DOCUMENT EXCERPT ->
○ ○ ○ ○ ○

When it comes to tonight's dinner, you can either call your local Chinese takeout joint, or you can make our recipe for General Tso's Cauliflower. Oh, what's that? You want to make our cauliflower recipe? Well, you chose right. Our version is spicy-sweet like the original but will please meat-eaters and vegetarians alike. (For the record, leftovers taste fantastic--that is, if there are any.)

What to drink it with: A red wine that can play along with the slightly sweet nature of the dish, like a bottle of Cabernet Sauvignon.

4 servings


½ cup all-purpose flour

⅓ cup cornstarch

¾ teaspoon baking powder

1 teaspoon salt

2 eggs

3 tablespoons soy sauce

1 tablespoon rice vinegar

½ cup neutral oil (like peanut or vegetable)

1 head cauliflower, cut into bite-size florets 


2 teaspoons sesame oil

6 scallions, white part finely sliced, green part chopped into 1-inch pieces

3 cloves garlic, minced

1 tablespoon minced ginger

5 small dried chiles (optional)

¼ cup vegetable broth

¼ cup soy sauce

3 tablespoons rice vinegar

2 tablespoons mirin

3 tablespoons sugar

1 tablespoon cornstarch

Sesame seeds, for garnish (optional)

○ ○ ○ ○ ○

DATA FOR ANALYSIS ->

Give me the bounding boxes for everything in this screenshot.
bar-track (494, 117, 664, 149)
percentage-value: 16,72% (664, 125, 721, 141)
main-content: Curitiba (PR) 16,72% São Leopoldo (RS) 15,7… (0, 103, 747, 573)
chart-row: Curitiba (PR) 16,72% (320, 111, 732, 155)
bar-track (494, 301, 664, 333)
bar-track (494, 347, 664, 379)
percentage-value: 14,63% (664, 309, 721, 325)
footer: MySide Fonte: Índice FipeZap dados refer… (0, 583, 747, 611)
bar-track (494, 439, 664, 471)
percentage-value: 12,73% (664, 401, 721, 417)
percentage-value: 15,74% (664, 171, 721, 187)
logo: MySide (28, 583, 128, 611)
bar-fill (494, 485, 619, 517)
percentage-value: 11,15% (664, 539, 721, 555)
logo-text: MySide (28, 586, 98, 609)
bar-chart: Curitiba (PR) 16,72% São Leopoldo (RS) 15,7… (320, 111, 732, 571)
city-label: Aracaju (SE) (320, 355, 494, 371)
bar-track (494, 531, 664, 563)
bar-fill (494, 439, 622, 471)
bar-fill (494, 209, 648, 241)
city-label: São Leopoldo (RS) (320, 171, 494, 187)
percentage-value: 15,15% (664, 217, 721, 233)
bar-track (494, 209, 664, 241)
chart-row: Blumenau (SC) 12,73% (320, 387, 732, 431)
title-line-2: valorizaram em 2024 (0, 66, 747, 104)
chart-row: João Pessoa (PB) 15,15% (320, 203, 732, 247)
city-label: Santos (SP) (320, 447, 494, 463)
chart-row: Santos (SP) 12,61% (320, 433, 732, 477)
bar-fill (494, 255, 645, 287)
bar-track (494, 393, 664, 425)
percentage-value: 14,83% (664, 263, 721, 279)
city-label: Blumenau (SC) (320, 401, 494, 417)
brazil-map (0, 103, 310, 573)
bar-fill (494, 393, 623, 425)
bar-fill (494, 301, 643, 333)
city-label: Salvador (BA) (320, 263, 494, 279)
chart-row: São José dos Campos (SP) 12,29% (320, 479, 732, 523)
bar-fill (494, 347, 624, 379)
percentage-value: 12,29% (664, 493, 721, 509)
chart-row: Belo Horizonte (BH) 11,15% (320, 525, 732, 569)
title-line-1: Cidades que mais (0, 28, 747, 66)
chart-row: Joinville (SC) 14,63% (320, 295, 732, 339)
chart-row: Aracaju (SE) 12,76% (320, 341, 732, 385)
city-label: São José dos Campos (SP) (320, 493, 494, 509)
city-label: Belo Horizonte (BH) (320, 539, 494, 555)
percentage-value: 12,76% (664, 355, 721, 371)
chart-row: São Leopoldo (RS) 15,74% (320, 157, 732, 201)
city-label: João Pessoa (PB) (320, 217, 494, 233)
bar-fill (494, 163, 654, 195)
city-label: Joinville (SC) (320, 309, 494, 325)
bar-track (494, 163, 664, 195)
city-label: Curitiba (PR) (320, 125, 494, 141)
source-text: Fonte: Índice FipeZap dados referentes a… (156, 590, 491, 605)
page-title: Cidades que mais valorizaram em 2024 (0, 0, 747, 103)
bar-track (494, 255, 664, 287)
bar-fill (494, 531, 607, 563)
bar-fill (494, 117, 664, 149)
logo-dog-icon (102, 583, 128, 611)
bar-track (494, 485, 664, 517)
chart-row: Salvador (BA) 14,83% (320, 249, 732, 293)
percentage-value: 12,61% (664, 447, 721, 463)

○ ○ ○ ○ ○

EXERCISE ->
Print the part of the cauliflower recipe starting with "6 scallions, white" and going on through "dried chiles (optional)", keeping every word the same. These records were taken from a different source.

EXERCISE RESULT ->
6 scallions, white part finely sliced, green part chopped into 1-inch pieces

3 cloves garlic, minced

1 tablespoon minced ginger

5 small dried chiles (optional)